***** Items *****

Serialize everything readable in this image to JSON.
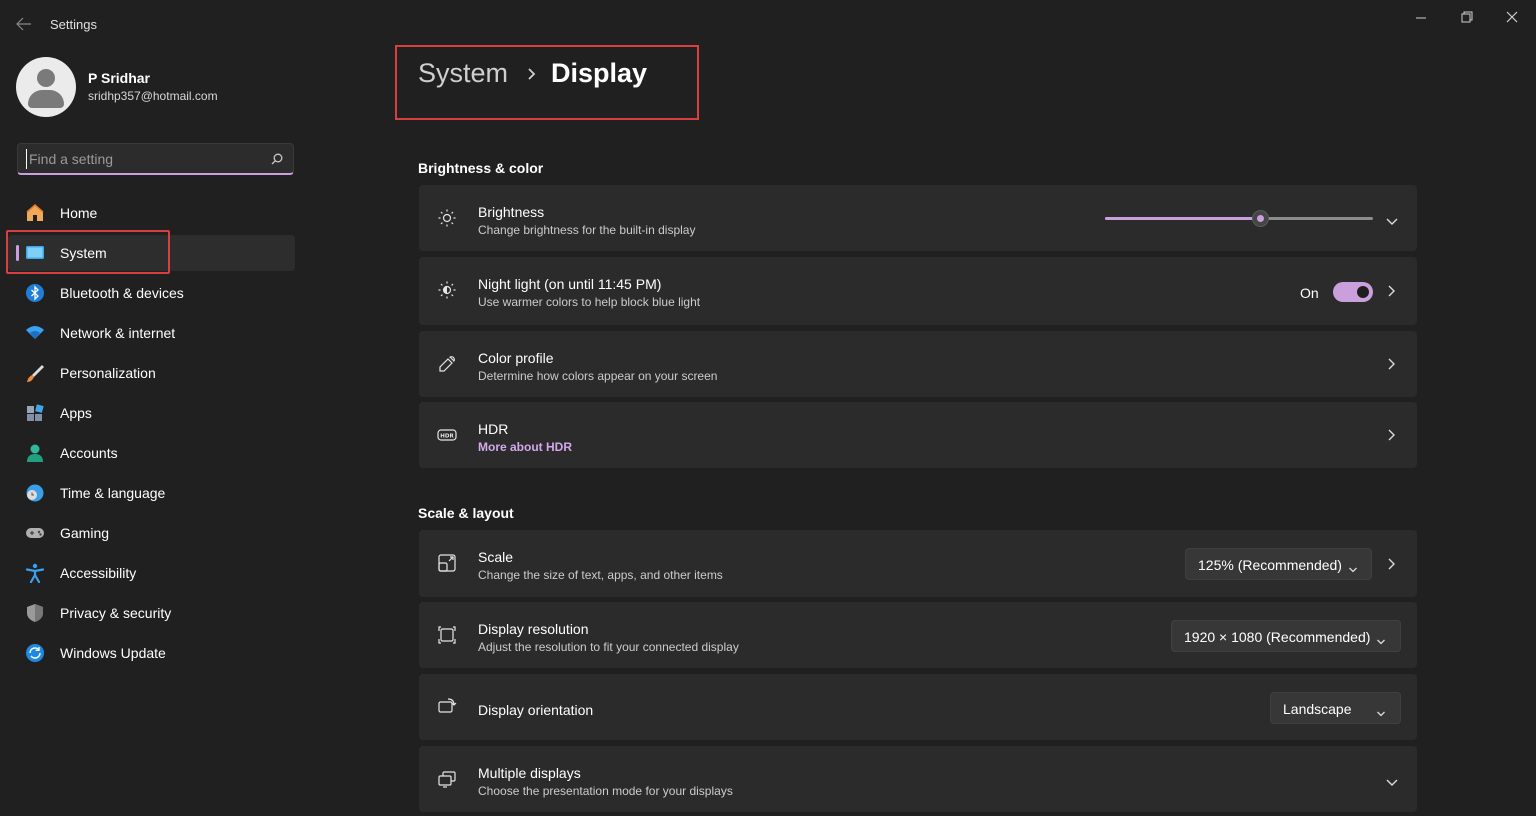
{
  "window": {
    "title": "Settings"
  },
  "user": {
    "name": "P Sridhar",
    "email": "sridhp357@hotmail.com"
  },
  "search": {
    "placeholder": "Find a setting"
  },
  "sidebar": {
    "items": [
      {
        "label": "Home",
        "icon": "home-icon",
        "active": false
      },
      {
        "label": "System",
        "icon": "system-icon",
        "active": true
      },
      {
        "label": "Bluetooth & devices",
        "icon": "bluetooth-icon",
        "active": false
      },
      {
        "label": "Network & internet",
        "icon": "wifi-icon",
        "active": false
      },
      {
        "label": "Personalization",
        "icon": "brush-icon",
        "active": false
      },
      {
        "label": "Apps",
        "icon": "apps-icon",
        "active": false
      },
      {
        "label": "Accounts",
        "icon": "accounts-icon",
        "active": false
      },
      {
        "label": "Time & language",
        "icon": "globe-clock-icon",
        "active": false
      },
      {
        "label": "Gaming",
        "icon": "gamepad-icon",
        "active": false
      },
      {
        "label": "Accessibility",
        "icon": "accessibility-icon",
        "active": false
      },
      {
        "label": "Privacy & security",
        "icon": "shield-icon",
        "active": false
      },
      {
        "label": "Windows Update",
        "icon": "update-icon",
        "active": false
      }
    ]
  },
  "breadcrumb": {
    "parent": "System",
    "current": "Display"
  },
  "sections": {
    "brightness_color": {
      "title": "Brightness & color",
      "brightness": {
        "title": "Brightness",
        "subtitle": "Change brightness for the built-in display",
        "level": 0.58
      },
      "night_light": {
        "title": "Night light (on until 11:45 PM)",
        "subtitle": "Use warmer colors to help block blue light",
        "state_label": "On",
        "enabled": true
      },
      "color_profile": {
        "title": "Color profile",
        "subtitle": "Determine how colors appear on your screen"
      },
      "hdr": {
        "title": "HDR",
        "link": "More about HDR"
      }
    },
    "scale_layout": {
      "title": "Scale & layout",
      "scale": {
        "title": "Scale",
        "subtitle": "Change the size of text, apps, and other items",
        "value": "125% (Recommended)"
      },
      "resolution": {
        "title": "Display resolution",
        "subtitle": "Adjust the resolution to fit your connected display",
        "value": "1920 × 1080 (Recommended)"
      },
      "orientation": {
        "title": "Display orientation",
        "value": "Landscape"
      },
      "multiple": {
        "title": "Multiple displays",
        "subtitle": "Choose the presentation mode for your displays"
      }
    }
  },
  "colors": {
    "accent": "#c9a0dc",
    "highlight_box": "#d8403f",
    "background": "#202020",
    "card": "#2b2b2b"
  }
}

*****

• **Work to complete**
Look through the entries and return every line where "Change" appears.

• **Completed exercise**
        "subtitle": "Change brightness for the built-in display",
        "subtitle": "Change the size of text, apps, and other items",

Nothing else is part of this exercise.